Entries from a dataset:
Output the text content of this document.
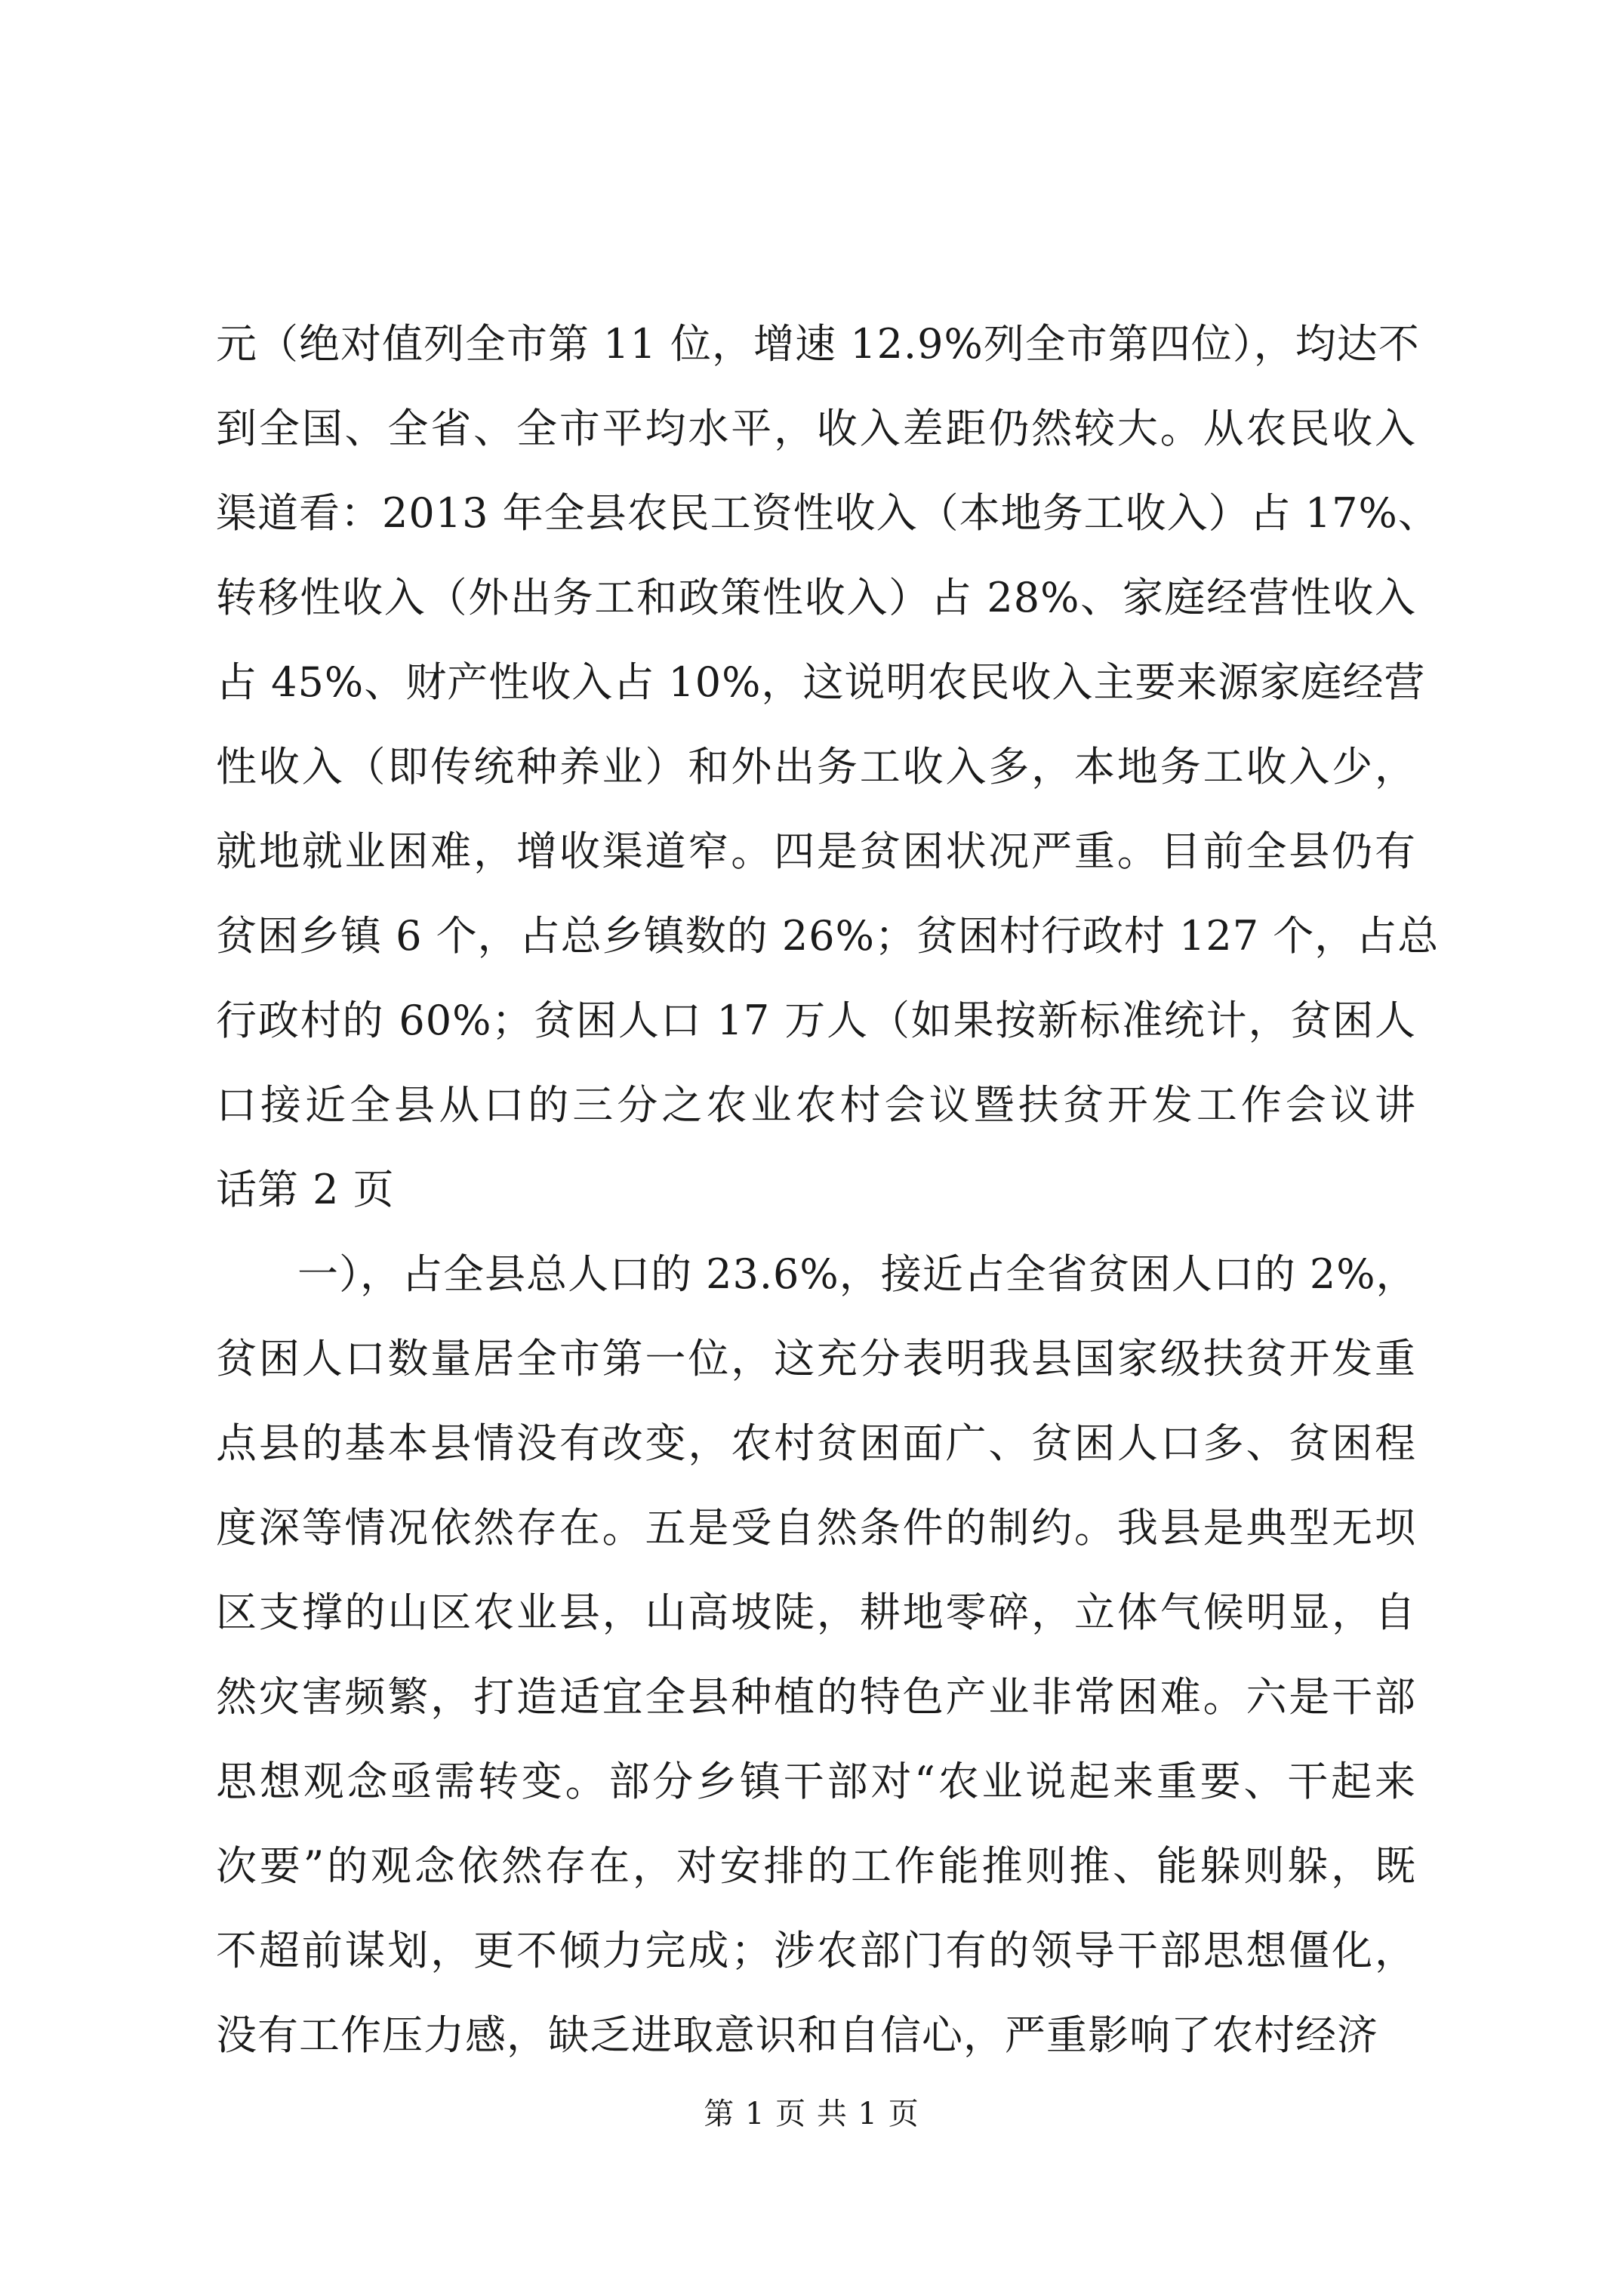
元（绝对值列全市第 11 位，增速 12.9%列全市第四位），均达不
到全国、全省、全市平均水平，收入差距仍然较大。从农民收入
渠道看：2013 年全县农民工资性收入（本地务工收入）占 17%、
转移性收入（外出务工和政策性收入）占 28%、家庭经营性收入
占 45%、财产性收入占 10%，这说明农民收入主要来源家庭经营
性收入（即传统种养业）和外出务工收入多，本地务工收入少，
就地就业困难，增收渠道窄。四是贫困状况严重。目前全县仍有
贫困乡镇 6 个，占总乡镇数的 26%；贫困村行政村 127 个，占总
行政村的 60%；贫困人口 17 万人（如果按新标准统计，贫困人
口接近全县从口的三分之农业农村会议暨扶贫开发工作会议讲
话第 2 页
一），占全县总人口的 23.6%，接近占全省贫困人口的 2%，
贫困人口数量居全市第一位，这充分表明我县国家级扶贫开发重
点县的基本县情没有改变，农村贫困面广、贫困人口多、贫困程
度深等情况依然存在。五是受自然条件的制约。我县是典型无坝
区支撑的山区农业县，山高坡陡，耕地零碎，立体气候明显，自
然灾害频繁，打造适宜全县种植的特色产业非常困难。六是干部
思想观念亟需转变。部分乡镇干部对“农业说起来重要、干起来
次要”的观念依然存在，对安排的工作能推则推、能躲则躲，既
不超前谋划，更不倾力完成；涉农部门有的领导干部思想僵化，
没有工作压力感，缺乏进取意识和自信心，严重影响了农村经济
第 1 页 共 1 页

* [Set task] Exclude the images, then output the data above word for word.

* [Problem solution]
Output the text content of this document.
元（绝对值列全市第 11 位，增速 12.9%列全市第四位），均达不
到全国、全省、全市平均水平，收入差距仍然较大。从农民收入
渠道看：2013 年全县农民工资性收入（本地务工收入）占 17%、
转移性收入（外出务工和政策性收入）占 28%、家庭经营性收入
占 45%、财产性收入占 10%，这说明农民收入主要来源家庭经营
性收入（即传统种养业）和外出务工收入多，本地务工收入少，
就地就业困难，增收渠道窄。四是贫困状况严重。目前全县仍有
贫困乡镇 6 个，占总乡镇数的 26%；贫困村行政村 127 个，占总
行政村的 60%；贫困人口 17 万人（如果按新标准统计，贫困人
口接近全县从口的三分之农业农村会议暨扶贫开发工作会议讲
话第 2 页
一），占全县总人口的 23.6%，接近占全省贫困人口的 2%，
贫困人口数量居全市第一位，这充分表明我县国家级扶贫开发重
点县的基本县情没有改变，农村贫困面广、贫困人口多、贫困程
度深等情况依然存在。五是受自然条件的制约。我县是典型无坝
区支撑的山区农业县，山高坡陡，耕地零碎，立体气候明显，自
然灾害频繁，打造适宜全县种植的特色产业非常困难。六是干部
思想观念亟需转变。部分乡镇干部对“农业说起来重要、干起来
次要”的观念依然存在，对安排的工作能推则推、能躲则躲，既
不超前谋划，更不倾力完成；涉农部门有的领导干部思想僵化，
没有工作压力感，缺乏进取意识和自信心，严重影响了农村经济
第 1 页 共 1 页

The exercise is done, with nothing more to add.